Exercise
Extract each record and reproduce it exactly.

Source material
'''
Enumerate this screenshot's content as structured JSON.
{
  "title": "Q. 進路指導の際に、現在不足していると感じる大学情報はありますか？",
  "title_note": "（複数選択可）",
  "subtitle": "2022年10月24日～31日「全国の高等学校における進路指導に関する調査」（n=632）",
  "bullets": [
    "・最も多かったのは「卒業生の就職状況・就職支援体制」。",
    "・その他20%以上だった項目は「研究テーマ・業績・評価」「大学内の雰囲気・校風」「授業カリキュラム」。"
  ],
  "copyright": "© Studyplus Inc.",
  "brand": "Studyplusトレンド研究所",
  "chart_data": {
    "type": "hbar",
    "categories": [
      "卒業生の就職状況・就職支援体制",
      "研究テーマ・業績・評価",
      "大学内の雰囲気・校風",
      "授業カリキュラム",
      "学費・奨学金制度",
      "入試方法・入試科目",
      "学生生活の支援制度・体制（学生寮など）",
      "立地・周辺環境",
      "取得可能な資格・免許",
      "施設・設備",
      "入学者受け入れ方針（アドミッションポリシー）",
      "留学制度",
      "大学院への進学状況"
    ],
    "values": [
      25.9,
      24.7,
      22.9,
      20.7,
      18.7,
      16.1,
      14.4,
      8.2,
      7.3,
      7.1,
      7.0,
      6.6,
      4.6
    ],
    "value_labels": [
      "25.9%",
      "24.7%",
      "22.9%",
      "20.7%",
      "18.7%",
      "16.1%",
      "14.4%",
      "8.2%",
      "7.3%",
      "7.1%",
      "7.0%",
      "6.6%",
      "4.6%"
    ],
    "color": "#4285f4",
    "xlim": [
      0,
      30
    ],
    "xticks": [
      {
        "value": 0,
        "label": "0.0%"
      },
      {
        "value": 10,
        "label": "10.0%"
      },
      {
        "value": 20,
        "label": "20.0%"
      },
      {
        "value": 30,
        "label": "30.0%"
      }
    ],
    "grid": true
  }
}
'''
Answer to the task
Enumerate this screenshot's content as structured JSON.
{
  "title": "Q. 進路指導の際に、現在不足していると感じる大学情報はありますか？",
  "title_note": "（複数選択可）",
  "subtitle": "2022年10月24日～31日「全国の高等学校における進路指導に関する調査」（n=632）",
  "bullets": [
    "・最も多かったのは「卒業生の就職状況・就職支援体制」。",
    "・その他20%以上だった項目は「研究テーマ・業績・評価」「大学内の雰囲気・校風」「授業カリキュラム」。"
  ],
  "copyright": "© Studyplus Inc.",
  "brand": "Studyplusトレンド研究所",
  "chart_data": {
    "type": "hbar",
    "categories": [
      "卒業生の就職状況・就職支援体制",
      "研究テーマ・業績・評価",
      "大学内の雰囲気・校風",
      "授業カリキュラム",
      "学費・奨学金制度",
      "入試方法・入試科目",
      "学生生活の支援制度・体制（学生寮など）",
      "立地・周辺環境",
      "取得可能な資格・免許",
      "施設・設備",
      "入学者受け入れ方針（アドミッションポリシー）",
      "留学制度",
      "大学院への進学状況"
    ],
    "values": [
      25.9,
      24.7,
      22.9,
      20.7,
      18.7,
      16.1,
      14.4,
      8.2,
      7.3,
      7.1,
      7.0,
      6.6,
      4.6
    ],
    "value_labels": [
      "25.9%",
      "24.7%",
      "22.9%",
      "20.7%",
      "18.7%",
      "16.1%",
      "14.4%",
      "8.2%",
      "7.3%",
      "7.1%",
      "7.0%",
      "6.6%",
      "4.6%"
    ],
    "color": "#4285f4",
    "xlim": [
      0,
      30
    ],
    "xticks": [
      {
        "value": 0,
        "label": "0.0%"
      },
      {
        "value": 10,
        "label": "10.0%"
      },
      {
        "value": 20,
        "label": "20.0%"
      },
      {
        "value": 30,
        "label": "30.0%"
      }
    ],
    "grid": true
  }
}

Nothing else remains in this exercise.